Stated problem:
Answer these from the article on the Salem flooding:
(a) What tax measure was Tuesday's Committee of the Whole meeting meant to discuss?
(b) How much did the last administration spend turning part of Centennial Park into a retention pond?
(c) On which street does Jim Bonfert live?

Recent flooding brings complaints about city response

By LARRY SHIELDS
POSTED: July 3, 2009

Article Photos


SALEM - The purpose of Tuesday's Committee of the Whole meeting was to discuss a half-percent, four-year, capital improvement-only income tax increase.

But several guests had the heavy rain and flooding of June 17 on their minds.

While the issue was linked to infrastructure upgrades that could be implemented through capital improvements, the flooding from a third "100 year rain" since 2003, had some residents angry.

The last administration spent over $400,000 to turn the northwestern part of Centennial Park into a retention pond to slow down water as gravity took the flow eastward.

Residents were told that would solve the problem.

Committee Chairman Earl A. Schory II noted that one resident, retired engineer Jim Bonfert, sounded a warning before the pond was built.

Bonfert lives directly across from Centennial Park on East Pershing Street and is a life-long resident of the neighborhood.

Schory pointed out that Bonfert said "you can't put that amount of water through that pipe" adding that those who were at the tonight's meeting "know he was right."

Given records:
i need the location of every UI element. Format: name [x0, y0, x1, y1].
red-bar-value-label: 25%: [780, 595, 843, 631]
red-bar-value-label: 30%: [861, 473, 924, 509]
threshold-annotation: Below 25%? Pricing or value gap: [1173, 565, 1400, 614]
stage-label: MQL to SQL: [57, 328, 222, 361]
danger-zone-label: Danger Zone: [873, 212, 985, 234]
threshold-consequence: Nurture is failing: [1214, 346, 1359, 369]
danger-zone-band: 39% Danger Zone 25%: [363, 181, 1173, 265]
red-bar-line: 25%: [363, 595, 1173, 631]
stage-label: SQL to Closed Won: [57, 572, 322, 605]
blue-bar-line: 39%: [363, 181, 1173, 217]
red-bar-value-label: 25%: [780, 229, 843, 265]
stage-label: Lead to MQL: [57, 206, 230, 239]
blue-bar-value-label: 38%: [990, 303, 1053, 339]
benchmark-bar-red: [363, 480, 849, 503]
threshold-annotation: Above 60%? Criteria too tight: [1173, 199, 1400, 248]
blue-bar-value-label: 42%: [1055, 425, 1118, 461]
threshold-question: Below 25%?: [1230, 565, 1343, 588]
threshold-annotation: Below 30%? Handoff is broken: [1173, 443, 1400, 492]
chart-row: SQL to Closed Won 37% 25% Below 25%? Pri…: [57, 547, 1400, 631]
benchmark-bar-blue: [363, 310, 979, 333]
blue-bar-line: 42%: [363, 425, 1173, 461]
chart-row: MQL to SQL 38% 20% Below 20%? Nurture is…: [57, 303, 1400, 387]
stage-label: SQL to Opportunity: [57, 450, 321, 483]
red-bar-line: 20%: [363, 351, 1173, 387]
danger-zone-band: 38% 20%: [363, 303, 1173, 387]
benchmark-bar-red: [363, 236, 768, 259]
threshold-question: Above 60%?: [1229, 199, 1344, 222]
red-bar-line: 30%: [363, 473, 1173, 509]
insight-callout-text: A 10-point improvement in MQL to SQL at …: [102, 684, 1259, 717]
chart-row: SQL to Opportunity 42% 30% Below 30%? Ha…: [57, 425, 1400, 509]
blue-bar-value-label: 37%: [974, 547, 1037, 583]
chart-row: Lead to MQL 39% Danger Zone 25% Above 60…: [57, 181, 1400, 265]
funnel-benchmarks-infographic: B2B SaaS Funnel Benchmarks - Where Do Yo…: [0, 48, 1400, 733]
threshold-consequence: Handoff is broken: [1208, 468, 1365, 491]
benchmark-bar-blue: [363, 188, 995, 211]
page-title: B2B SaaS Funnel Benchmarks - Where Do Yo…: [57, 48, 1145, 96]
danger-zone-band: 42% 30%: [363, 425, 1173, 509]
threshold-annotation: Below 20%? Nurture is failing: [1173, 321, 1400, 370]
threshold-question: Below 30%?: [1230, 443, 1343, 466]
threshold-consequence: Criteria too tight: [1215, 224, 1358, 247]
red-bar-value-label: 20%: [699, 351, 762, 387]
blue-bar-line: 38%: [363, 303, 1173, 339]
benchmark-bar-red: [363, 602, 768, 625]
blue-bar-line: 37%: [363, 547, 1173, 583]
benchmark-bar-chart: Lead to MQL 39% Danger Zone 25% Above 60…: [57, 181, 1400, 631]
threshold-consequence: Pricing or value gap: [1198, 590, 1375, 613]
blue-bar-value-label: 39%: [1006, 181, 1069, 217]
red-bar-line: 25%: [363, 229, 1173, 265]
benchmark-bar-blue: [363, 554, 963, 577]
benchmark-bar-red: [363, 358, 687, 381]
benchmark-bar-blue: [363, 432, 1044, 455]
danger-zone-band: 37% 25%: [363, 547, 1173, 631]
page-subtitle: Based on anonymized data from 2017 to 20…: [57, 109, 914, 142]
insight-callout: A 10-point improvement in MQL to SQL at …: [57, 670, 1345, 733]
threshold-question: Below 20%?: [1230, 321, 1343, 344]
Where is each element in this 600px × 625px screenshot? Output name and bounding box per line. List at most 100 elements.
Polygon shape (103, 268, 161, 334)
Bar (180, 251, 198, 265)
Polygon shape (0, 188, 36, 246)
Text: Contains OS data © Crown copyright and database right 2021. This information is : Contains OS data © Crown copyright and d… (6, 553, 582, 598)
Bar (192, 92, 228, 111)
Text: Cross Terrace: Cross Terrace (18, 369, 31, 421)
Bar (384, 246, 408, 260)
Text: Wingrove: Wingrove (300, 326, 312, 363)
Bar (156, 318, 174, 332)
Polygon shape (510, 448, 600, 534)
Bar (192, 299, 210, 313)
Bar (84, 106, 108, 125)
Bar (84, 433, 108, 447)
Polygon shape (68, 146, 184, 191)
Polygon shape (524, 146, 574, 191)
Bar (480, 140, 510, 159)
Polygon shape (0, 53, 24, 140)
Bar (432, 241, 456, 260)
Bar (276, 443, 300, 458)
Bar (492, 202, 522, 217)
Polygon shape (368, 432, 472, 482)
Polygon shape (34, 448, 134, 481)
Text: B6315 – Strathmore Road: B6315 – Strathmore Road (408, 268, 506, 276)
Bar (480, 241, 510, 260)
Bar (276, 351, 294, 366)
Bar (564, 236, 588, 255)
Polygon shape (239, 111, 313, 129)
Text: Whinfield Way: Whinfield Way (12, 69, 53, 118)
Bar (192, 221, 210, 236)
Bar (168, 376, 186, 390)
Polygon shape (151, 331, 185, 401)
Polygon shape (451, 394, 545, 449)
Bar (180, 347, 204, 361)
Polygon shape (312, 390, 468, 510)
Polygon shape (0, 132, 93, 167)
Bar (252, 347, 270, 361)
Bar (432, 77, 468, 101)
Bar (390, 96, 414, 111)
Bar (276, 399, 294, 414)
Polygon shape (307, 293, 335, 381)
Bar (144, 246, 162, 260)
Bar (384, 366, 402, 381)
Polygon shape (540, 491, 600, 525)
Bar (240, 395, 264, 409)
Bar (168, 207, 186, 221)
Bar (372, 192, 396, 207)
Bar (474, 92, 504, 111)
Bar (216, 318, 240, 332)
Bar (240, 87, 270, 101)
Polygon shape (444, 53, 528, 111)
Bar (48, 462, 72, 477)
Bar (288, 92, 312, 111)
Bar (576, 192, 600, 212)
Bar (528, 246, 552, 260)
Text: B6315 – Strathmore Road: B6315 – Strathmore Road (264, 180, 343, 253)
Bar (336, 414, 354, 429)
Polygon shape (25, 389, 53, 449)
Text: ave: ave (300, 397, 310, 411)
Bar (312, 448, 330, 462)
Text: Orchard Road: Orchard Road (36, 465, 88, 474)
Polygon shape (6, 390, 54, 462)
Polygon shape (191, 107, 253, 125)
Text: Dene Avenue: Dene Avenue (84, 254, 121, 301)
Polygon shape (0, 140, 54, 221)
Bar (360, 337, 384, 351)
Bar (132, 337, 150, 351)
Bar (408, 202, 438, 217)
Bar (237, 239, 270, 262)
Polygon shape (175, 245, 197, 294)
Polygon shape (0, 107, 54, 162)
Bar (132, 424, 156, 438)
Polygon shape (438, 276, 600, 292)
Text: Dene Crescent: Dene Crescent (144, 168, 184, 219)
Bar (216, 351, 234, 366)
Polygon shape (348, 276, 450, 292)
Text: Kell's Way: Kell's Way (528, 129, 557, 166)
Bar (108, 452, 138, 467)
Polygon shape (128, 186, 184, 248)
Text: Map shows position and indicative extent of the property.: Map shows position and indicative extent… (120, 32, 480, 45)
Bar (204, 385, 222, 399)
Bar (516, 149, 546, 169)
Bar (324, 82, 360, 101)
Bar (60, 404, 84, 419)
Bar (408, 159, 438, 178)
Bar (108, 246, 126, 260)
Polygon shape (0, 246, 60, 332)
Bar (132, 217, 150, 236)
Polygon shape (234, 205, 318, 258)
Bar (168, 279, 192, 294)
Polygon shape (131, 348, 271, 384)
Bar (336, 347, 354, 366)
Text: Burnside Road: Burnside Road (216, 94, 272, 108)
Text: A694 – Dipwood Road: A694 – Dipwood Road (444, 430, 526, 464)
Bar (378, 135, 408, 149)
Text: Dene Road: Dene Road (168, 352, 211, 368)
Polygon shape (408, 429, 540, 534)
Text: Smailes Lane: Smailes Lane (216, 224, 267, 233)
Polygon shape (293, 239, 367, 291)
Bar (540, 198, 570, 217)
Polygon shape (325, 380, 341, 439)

Answer in full:
(a) A half-percent, four-year, capital improvement-only income tax increase.
(b) Over $400,000.
(c) East Pershing Street, directly across from Centennial Park.